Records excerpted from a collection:
"""

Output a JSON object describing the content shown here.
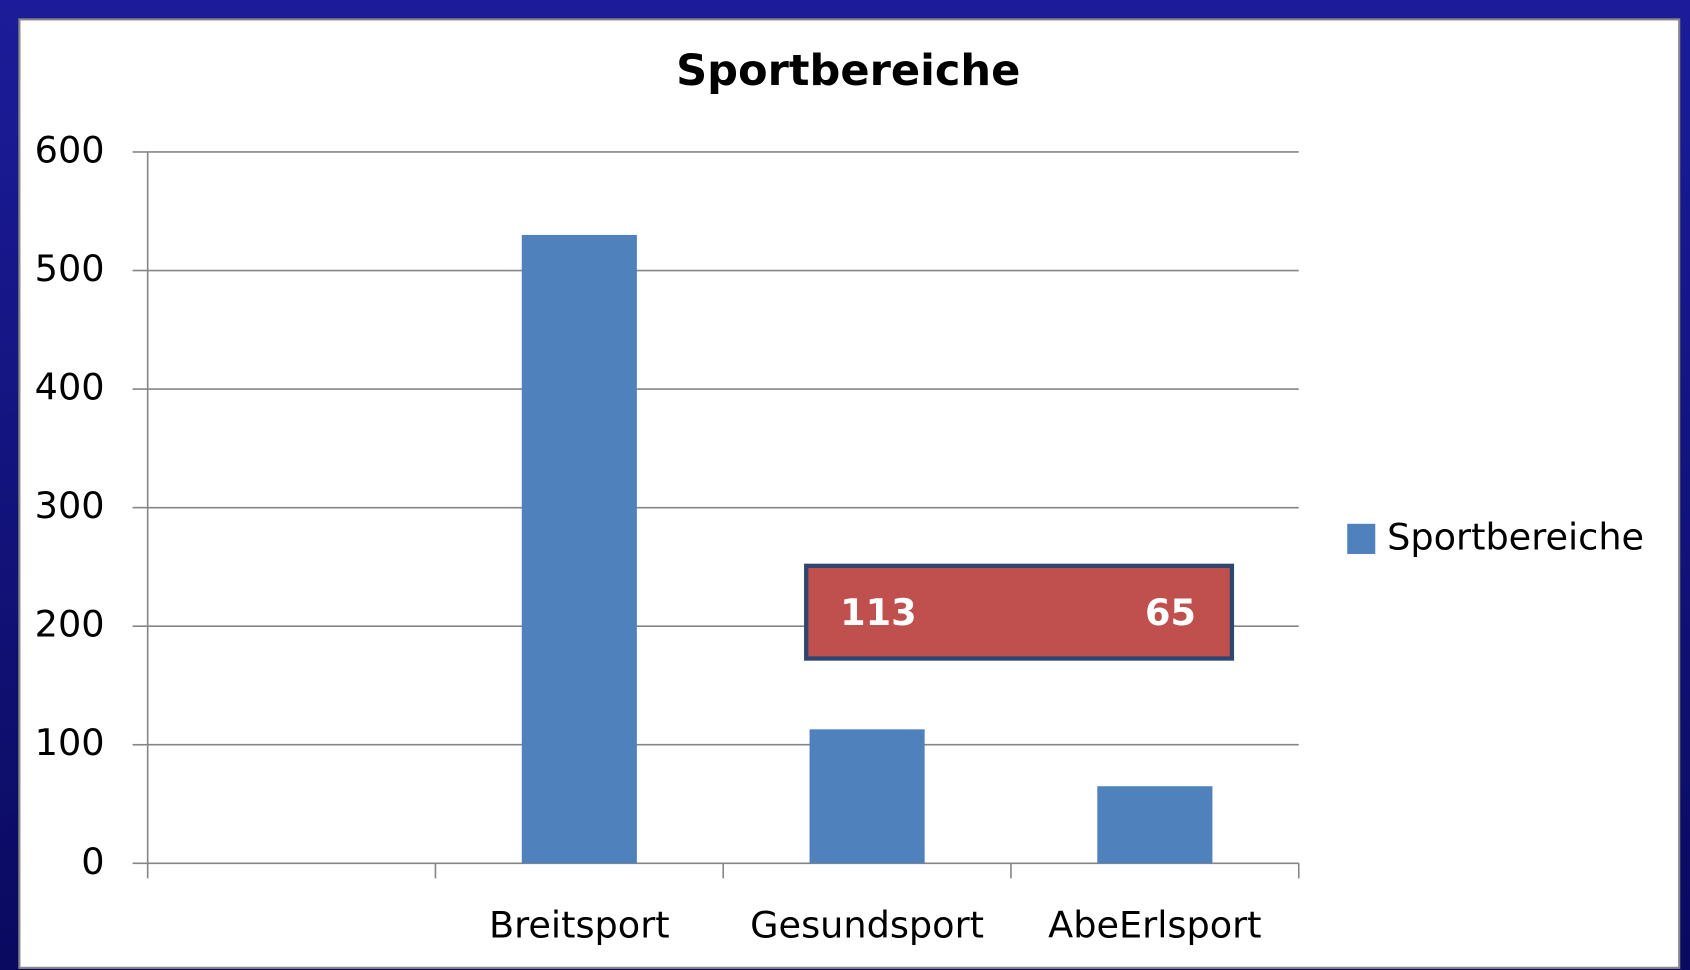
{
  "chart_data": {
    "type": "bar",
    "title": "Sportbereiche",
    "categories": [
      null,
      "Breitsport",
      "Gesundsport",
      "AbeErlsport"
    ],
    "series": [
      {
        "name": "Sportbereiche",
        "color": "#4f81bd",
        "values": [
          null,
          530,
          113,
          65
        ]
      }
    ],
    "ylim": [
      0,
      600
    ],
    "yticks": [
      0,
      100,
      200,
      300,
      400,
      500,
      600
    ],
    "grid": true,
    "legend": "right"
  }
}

"""

_Direction_: Which lines contain the word "Sportbereiche"? Copy each one.

_Output for this exercise_:
    "title": "Sportbereiche",
        "name": "Sportbereiche",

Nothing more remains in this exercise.